Exercise prompt: Search the material for "text" and show all lines that contain it.

........

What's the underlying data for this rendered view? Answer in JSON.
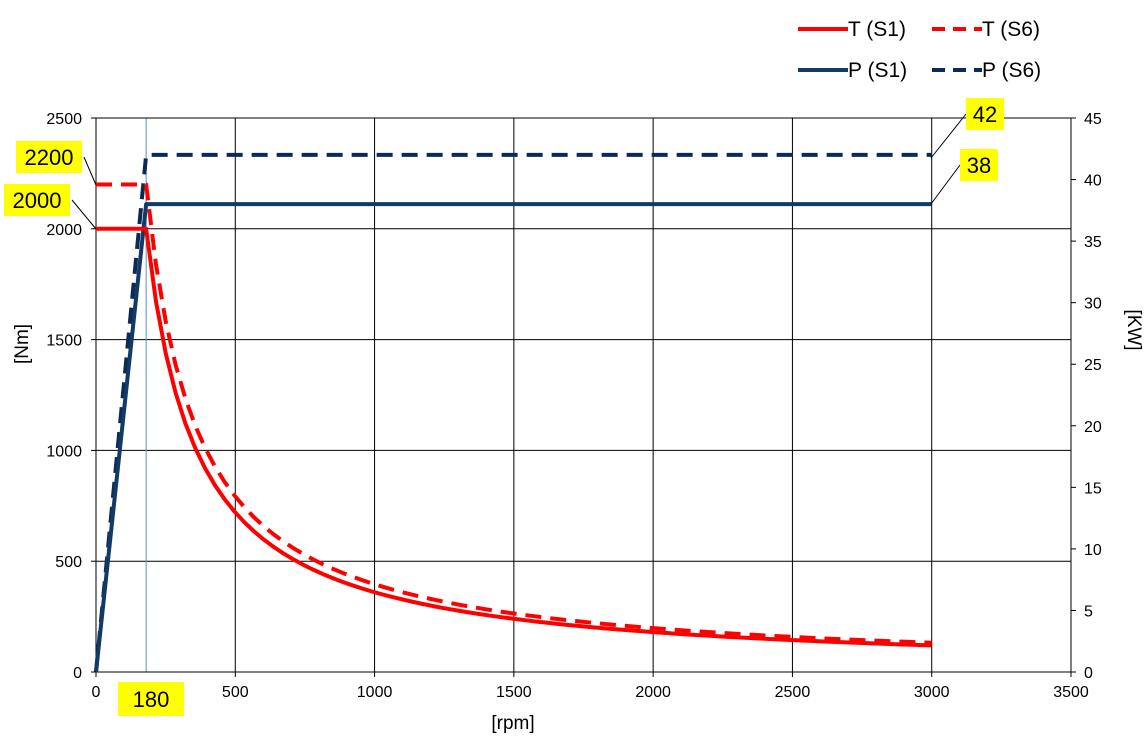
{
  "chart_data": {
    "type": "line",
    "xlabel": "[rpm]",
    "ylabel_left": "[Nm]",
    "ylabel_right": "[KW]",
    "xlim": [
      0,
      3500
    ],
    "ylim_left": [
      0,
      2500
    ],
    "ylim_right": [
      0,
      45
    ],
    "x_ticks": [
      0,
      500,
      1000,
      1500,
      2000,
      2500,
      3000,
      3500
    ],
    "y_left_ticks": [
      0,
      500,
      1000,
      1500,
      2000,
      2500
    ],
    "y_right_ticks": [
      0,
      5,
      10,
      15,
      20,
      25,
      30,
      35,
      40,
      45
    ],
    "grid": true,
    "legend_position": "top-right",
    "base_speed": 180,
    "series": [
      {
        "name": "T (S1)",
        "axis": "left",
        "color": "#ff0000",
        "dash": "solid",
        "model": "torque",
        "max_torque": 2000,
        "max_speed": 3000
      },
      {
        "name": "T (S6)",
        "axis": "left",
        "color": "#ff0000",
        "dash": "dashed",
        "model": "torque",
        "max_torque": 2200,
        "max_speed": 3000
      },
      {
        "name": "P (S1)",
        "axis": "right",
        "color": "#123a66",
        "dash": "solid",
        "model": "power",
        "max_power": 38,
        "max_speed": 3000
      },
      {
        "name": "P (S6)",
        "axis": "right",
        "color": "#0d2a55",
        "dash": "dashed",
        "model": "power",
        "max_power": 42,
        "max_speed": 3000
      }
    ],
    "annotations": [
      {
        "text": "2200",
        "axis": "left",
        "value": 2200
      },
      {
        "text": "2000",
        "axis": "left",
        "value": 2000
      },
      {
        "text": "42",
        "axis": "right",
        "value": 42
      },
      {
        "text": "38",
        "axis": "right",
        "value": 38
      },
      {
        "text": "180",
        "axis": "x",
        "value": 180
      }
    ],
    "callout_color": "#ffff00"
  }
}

........

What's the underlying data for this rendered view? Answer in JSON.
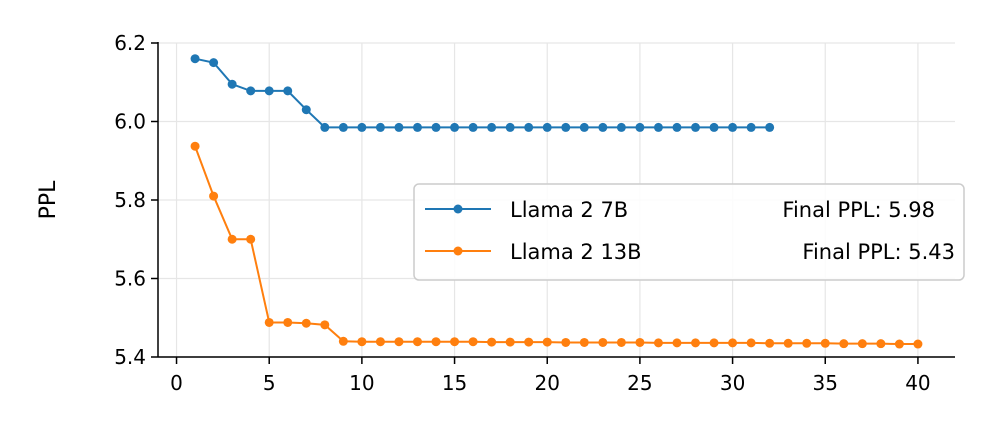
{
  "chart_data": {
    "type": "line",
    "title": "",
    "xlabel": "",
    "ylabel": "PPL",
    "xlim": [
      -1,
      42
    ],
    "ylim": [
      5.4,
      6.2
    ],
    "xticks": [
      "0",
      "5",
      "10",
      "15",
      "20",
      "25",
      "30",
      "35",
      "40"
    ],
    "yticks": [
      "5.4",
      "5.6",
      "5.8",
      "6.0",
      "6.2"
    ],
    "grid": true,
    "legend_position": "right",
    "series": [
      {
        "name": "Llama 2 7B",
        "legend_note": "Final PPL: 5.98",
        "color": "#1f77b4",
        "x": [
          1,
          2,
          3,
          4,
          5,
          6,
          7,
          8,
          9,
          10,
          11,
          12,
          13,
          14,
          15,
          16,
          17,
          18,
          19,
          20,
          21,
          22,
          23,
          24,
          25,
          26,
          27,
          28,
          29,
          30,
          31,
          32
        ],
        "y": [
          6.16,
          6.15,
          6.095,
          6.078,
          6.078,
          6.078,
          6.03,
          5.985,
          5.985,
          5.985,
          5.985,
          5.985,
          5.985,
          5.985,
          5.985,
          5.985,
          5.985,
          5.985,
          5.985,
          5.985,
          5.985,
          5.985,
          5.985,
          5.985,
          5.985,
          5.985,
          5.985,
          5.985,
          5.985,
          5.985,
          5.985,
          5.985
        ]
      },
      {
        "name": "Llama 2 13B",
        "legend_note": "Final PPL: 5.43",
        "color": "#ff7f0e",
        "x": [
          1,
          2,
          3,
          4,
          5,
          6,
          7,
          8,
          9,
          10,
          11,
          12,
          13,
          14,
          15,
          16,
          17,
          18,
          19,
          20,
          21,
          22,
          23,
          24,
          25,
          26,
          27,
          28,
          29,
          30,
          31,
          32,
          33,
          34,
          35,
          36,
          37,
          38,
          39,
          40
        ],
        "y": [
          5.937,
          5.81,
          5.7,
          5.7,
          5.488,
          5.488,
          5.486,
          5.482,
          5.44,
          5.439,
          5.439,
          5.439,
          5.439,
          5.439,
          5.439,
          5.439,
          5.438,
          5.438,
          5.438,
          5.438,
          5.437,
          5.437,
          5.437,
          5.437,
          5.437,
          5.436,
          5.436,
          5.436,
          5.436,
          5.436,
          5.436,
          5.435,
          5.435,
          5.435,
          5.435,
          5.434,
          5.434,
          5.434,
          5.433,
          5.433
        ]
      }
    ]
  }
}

........

Finished task:
        "text": "2200",
        "text": "2000",
        "text": "42",
        "text": "38",
        "text": "180",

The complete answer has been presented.